## TASK DIRECTIONS
Transcribe the records below exactly.
[START OF INFORMATION SHOWN]
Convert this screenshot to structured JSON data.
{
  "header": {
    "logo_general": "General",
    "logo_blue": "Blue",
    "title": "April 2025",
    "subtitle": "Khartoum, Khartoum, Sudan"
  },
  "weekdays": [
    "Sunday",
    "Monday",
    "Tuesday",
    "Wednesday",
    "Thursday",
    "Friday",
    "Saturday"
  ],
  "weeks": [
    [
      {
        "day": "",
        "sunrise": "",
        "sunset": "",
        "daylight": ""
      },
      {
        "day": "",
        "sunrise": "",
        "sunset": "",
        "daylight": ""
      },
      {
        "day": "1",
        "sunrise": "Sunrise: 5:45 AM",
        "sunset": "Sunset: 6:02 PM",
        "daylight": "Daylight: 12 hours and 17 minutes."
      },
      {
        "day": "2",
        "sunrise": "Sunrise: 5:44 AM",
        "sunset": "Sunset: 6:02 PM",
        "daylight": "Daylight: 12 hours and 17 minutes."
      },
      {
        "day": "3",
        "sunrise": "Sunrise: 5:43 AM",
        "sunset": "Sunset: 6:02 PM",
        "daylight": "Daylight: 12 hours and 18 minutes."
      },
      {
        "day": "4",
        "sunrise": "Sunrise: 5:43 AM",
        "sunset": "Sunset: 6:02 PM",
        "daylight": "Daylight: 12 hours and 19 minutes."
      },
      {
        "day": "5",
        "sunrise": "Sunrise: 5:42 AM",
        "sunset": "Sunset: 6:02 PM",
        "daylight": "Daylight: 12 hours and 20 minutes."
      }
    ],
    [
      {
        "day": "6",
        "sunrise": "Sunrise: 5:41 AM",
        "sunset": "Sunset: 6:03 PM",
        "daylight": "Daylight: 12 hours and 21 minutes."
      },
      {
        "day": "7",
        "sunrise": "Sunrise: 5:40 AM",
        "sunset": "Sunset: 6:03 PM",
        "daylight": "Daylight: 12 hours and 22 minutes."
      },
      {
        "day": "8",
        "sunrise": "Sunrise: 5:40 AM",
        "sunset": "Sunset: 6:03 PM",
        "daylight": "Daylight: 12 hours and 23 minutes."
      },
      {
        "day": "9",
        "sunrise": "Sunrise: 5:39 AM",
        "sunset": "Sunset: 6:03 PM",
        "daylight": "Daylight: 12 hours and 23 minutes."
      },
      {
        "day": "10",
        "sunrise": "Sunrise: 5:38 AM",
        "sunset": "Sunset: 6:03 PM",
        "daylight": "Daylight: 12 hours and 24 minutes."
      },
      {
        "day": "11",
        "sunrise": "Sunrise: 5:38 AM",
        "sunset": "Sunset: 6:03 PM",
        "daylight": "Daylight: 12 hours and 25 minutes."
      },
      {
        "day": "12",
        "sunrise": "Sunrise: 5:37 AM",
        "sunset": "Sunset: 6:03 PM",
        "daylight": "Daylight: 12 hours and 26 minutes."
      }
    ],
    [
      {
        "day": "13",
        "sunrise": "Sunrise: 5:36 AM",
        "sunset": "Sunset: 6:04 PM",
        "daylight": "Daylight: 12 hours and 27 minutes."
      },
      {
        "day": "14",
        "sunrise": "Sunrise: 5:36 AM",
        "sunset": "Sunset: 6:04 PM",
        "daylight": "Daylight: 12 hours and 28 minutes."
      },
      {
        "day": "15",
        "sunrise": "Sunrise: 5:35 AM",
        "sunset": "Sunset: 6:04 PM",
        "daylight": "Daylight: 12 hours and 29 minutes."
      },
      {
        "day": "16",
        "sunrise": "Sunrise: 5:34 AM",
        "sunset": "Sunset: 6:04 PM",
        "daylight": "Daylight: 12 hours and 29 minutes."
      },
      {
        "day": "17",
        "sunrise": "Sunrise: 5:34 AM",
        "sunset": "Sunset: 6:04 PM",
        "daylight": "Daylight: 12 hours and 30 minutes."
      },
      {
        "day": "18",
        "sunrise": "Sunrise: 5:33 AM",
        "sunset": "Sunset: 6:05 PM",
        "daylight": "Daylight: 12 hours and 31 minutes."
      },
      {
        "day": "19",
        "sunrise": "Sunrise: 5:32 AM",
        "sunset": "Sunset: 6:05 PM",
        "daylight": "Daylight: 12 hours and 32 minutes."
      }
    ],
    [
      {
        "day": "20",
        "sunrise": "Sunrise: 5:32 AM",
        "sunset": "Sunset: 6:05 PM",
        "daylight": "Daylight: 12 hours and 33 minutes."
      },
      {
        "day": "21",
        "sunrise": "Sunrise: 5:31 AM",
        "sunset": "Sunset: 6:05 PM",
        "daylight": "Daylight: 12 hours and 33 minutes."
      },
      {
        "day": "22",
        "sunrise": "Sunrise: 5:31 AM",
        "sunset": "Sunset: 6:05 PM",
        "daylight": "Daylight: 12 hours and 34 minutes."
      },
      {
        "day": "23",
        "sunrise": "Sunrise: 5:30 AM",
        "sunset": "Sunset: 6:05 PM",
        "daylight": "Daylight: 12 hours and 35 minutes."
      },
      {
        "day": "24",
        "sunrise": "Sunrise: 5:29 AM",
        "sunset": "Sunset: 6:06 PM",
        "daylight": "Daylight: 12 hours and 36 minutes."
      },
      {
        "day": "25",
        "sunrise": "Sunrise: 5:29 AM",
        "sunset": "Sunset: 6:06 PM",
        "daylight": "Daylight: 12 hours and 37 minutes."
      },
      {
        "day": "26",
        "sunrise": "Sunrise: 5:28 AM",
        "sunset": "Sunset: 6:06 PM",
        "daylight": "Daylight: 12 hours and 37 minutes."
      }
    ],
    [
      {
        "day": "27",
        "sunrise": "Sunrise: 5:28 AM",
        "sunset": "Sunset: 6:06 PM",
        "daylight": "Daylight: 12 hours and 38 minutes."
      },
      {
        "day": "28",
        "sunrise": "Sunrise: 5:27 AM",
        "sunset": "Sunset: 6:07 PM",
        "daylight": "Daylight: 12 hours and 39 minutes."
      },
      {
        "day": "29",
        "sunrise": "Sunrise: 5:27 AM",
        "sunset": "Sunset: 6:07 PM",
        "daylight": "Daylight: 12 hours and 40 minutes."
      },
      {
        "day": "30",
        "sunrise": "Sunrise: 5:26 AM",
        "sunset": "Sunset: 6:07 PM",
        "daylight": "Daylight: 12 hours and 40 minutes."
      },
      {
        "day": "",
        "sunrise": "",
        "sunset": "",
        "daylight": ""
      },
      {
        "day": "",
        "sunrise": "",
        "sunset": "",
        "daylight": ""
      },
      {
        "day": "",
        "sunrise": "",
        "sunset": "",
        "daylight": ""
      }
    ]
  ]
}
[END OF INFORMATION SHOWN]
## WORKED ANSWER
Convert this screenshot to structured JSON data.
{
  "header": {
    "logo_general": "General",
    "logo_blue": "Blue",
    "title": "April 2025",
    "subtitle": "Khartoum, Khartoum, Sudan"
  },
  "weekdays": [
    "Sunday",
    "Monday",
    "Tuesday",
    "Wednesday",
    "Thursday",
    "Friday",
    "Saturday"
  ],
  "weeks": [
    [
      {
        "day": "",
        "sunrise": "",
        "sunset": "",
        "daylight": ""
      },
      {
        "day": "",
        "sunrise": "",
        "sunset": "",
        "daylight": ""
      },
      {
        "day": "1",
        "sunrise": "Sunrise: 5:45 AM",
        "sunset": "Sunset: 6:02 PM",
        "daylight": "Daylight: 12 hours and 17 minutes."
      },
      {
        "day": "2",
        "sunrise": "Sunrise: 5:44 AM",
        "sunset": "Sunset: 6:02 PM",
        "daylight": "Daylight: 12 hours and 17 minutes."
      },
      {
        "day": "3",
        "sunrise": "Sunrise: 5:43 AM",
        "sunset": "Sunset: 6:02 PM",
        "daylight": "Daylight: 12 hours and 18 minutes."
      },
      {
        "day": "4",
        "sunrise": "Sunrise: 5:43 AM",
        "sunset": "Sunset: 6:02 PM",
        "daylight": "Daylight: 12 hours and 19 minutes."
      },
      {
        "day": "5",
        "sunrise": "Sunrise: 5:42 AM",
        "sunset": "Sunset: 6:02 PM",
        "daylight": "Daylight: 12 hours and 20 minutes."
      }
    ],
    [
      {
        "day": "6",
        "sunrise": "Sunrise: 5:41 AM",
        "sunset": "Sunset: 6:03 PM",
        "daylight": "Daylight: 12 hours and 21 minutes."
      },
      {
        "day": "7",
        "sunrise": "Sunrise: 5:40 AM",
        "sunset": "Sunset: 6:03 PM",
        "daylight": "Daylight: 12 hours and 22 minutes."
      },
      {
        "day": "8",
        "sunrise": "Sunrise: 5:40 AM",
        "sunset": "Sunset: 6:03 PM",
        "daylight": "Daylight: 12 hours and 23 minutes."
      },
      {
        "day": "9",
        "sunrise": "Sunrise: 5:39 AM",
        "sunset": "Sunset: 6:03 PM",
        "daylight": "Daylight: 12 hours and 23 minutes."
      },
      {
        "day": "10",
        "sunrise": "Sunrise: 5:38 AM",
        "sunset": "Sunset: 6:03 PM",
        "daylight": "Daylight: 12 hours and 24 minutes."
      },
      {
        "day": "11",
        "sunrise": "Sunrise: 5:38 AM",
        "sunset": "Sunset: 6:03 PM",
        "daylight": "Daylight: 12 hours and 25 minutes."
      },
      {
        "day": "12",
        "sunrise": "Sunrise: 5:37 AM",
        "sunset": "Sunset: 6:03 PM",
        "daylight": "Daylight: 12 hours and 26 minutes."
      }
    ],
    [
      {
        "day": "13",
        "sunrise": "Sunrise: 5:36 AM",
        "sunset": "Sunset: 6:04 PM",
        "daylight": "Daylight: 12 hours and 27 minutes."
      },
      {
        "day": "14",
        "sunrise": "Sunrise: 5:36 AM",
        "sunset": "Sunset: 6:04 PM",
        "daylight": "Daylight: 12 hours and 28 minutes."
      },
      {
        "day": "15",
        "sunrise": "Sunrise: 5:35 AM",
        "sunset": "Sunset: 6:04 PM",
        "daylight": "Daylight: 12 hours and 29 minutes."
      },
      {
        "day": "16",
        "sunrise": "Sunrise: 5:34 AM",
        "sunset": "Sunset: 6:04 PM",
        "daylight": "Daylight: 12 hours and 29 minutes."
      },
      {
        "day": "17",
        "sunrise": "Sunrise: 5:34 AM",
        "sunset": "Sunset: 6:04 PM",
        "daylight": "Daylight: 12 hours and 30 minutes."
      },
      {
        "day": "18",
        "sunrise": "Sunrise: 5:33 AM",
        "sunset": "Sunset: 6:05 PM",
        "daylight": "Daylight: 12 hours and 31 minutes."
      },
      {
        "day": "19",
        "sunrise": "Sunrise: 5:32 AM",
        "sunset": "Sunset: 6:05 PM",
        "daylight": "Daylight: 12 hours and 32 minutes."
      }
    ],
    [
      {
        "day": "20",
        "sunrise": "Sunrise: 5:32 AM",
        "sunset": "Sunset: 6:05 PM",
        "daylight": "Daylight: 12 hours and 33 minutes."
      },
      {
        "day": "21",
        "sunrise": "Sunrise: 5:31 AM",
        "sunset": "Sunset: 6:05 PM",
        "daylight": "Daylight: 12 hours and 33 minutes."
      },
      {
        "day": "22",
        "sunrise": "Sunrise: 5:31 AM",
        "sunset": "Sunset: 6:05 PM",
        "daylight": "Daylight: 12 hours and 34 minutes."
      },
      {
        "day": "23",
        "sunrise": "Sunrise: 5:30 AM",
        "sunset": "Sunset: 6:05 PM",
        "daylight": "Daylight: 12 hours and 35 minutes."
      },
      {
        "day": "24",
        "sunrise": "Sunrise: 5:29 AM",
        "sunset": "Sunset: 6:06 PM",
        "daylight": "Daylight: 12 hours and 36 minutes."
      },
      {
        "day": "25",
        "sunrise": "Sunrise: 5:29 AM",
        "sunset": "Sunset: 6:06 PM",
        "daylight": "Daylight: 12 hours and 37 minutes."
      },
      {
        "day": "26",
        "sunrise": "Sunrise: 5:28 AM",
        "sunset": "Sunset: 6:06 PM",
        "daylight": "Daylight: 12 hours and 37 minutes."
      }
    ],
    [
      {
        "day": "27",
        "sunrise": "Sunrise: 5:28 AM",
        "sunset": "Sunset: 6:06 PM",
        "daylight": "Daylight: 12 hours and 38 minutes."
      },
      {
        "day": "28",
        "sunrise": "Sunrise: 5:27 AM",
        "sunset": "Sunset: 6:07 PM",
        "daylight": "Daylight: 12 hours and 39 minutes."
      },
      {
        "day": "29",
        "sunrise": "Sunrise: 5:27 AM",
        "sunset": "Sunset: 6:07 PM",
        "daylight": "Daylight: 12 hours and 40 minutes."
      },
      {
        "day": "30",
        "sunrise": "Sunrise: 5:26 AM",
        "sunset": "Sunset: 6:07 PM",
        "daylight": "Daylight: 12 hours and 40 minutes."
      },
      {
        "day": "",
        "sunrise": "",
        "sunset": "",
        "daylight": ""
      },
      {
        "day": "",
        "sunrise": "",
        "sunset": "",
        "daylight": ""
      },
      {
        "day": "",
        "sunrise": "",
        "sunset": "",
        "daylight": ""
      }
    ]
  ]
}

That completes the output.